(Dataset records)
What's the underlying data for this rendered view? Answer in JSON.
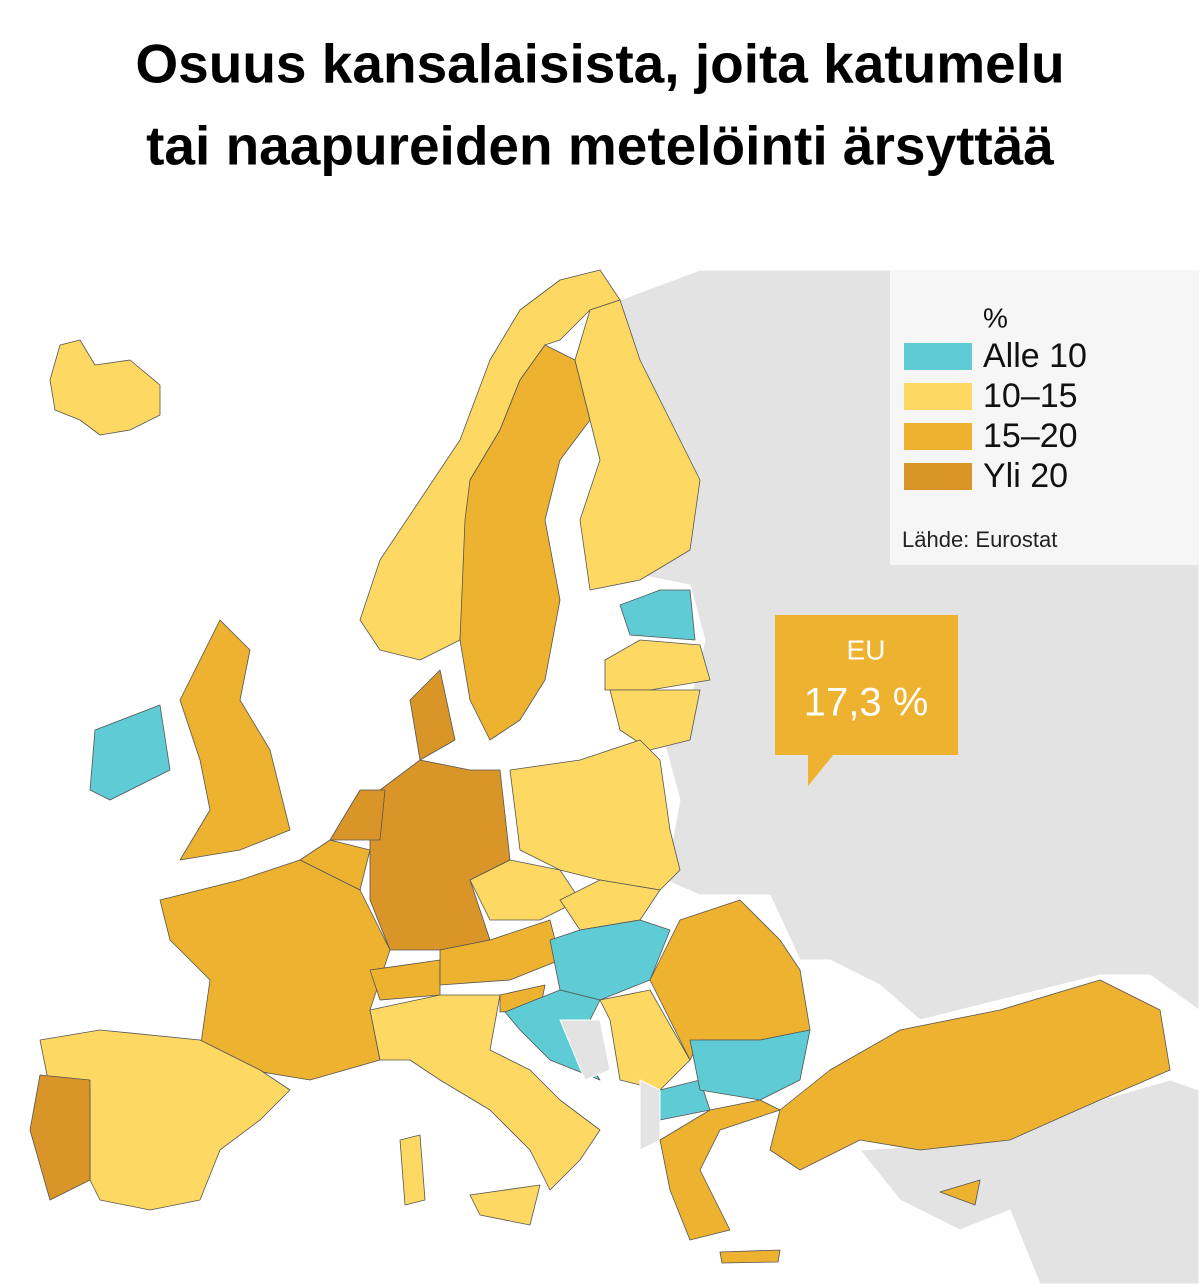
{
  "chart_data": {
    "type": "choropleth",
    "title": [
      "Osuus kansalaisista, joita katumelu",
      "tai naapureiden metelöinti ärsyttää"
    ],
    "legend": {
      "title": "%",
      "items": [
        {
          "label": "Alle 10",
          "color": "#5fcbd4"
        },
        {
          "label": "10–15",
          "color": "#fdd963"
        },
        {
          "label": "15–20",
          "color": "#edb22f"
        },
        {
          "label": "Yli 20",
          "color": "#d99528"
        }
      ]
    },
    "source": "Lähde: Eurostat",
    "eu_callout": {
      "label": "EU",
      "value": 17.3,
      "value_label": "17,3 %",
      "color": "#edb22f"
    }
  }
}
--
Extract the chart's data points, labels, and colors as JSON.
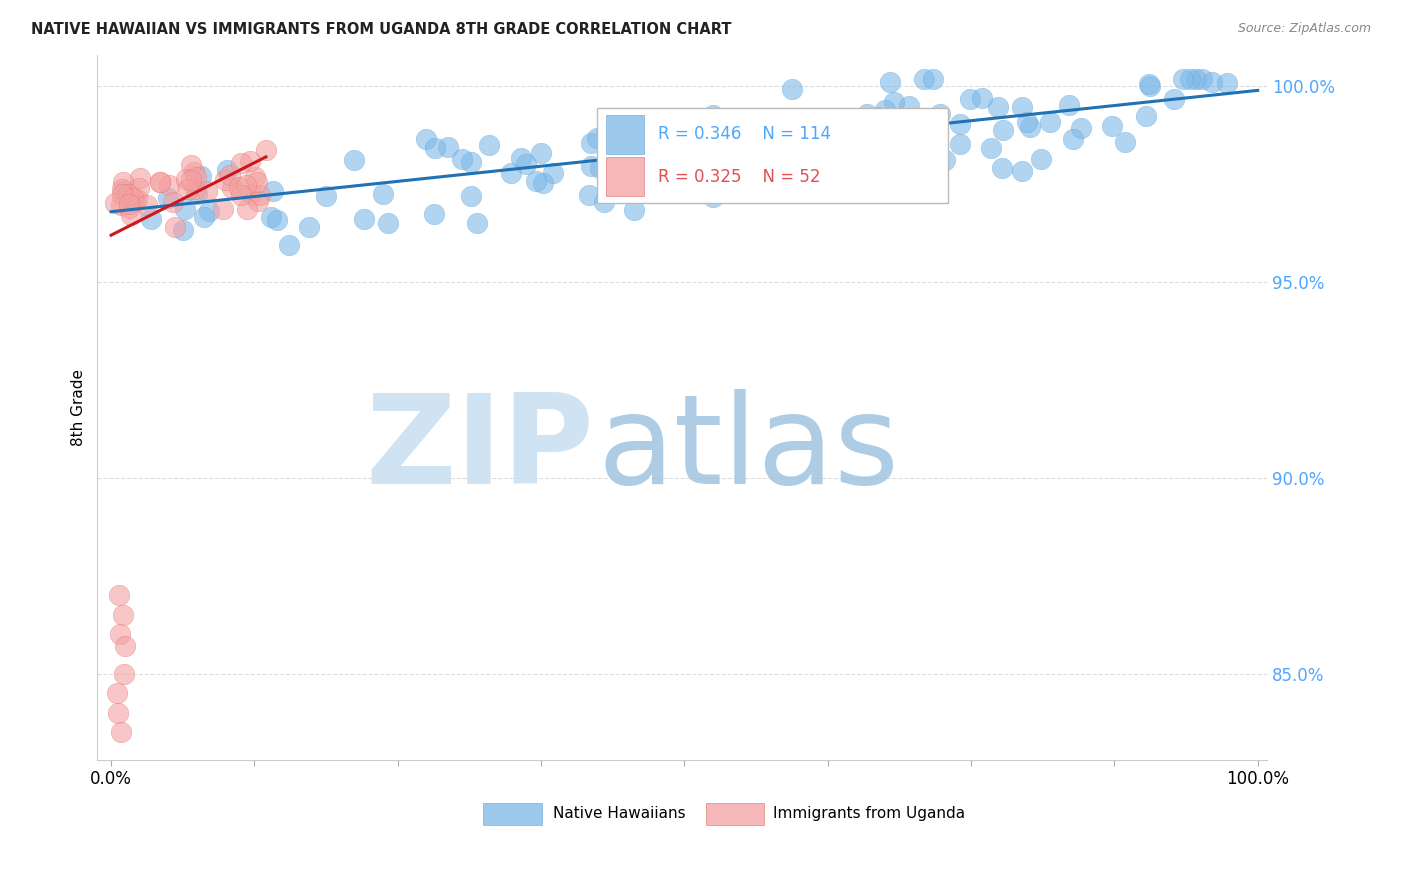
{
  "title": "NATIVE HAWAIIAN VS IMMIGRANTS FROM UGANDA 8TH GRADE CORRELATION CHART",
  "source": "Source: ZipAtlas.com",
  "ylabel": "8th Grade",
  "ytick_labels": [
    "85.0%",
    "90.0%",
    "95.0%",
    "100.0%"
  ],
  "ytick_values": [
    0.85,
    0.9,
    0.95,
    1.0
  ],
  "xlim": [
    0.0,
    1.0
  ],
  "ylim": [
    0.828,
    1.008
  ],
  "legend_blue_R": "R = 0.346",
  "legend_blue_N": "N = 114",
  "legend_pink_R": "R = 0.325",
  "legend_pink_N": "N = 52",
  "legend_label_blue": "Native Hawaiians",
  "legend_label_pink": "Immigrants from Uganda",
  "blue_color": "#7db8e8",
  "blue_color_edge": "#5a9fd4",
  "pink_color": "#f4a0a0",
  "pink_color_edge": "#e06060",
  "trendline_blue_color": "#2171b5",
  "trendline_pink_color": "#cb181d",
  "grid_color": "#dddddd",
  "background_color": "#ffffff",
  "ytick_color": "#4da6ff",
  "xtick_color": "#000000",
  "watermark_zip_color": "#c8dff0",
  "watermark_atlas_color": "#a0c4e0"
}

- [Aim of the task]: Go through the material line by line. Show each line that contains the string "source".

- [Solution]:
    "source": "Lähde: Eurostat",
  "source": "Source: ZipAtlas.com",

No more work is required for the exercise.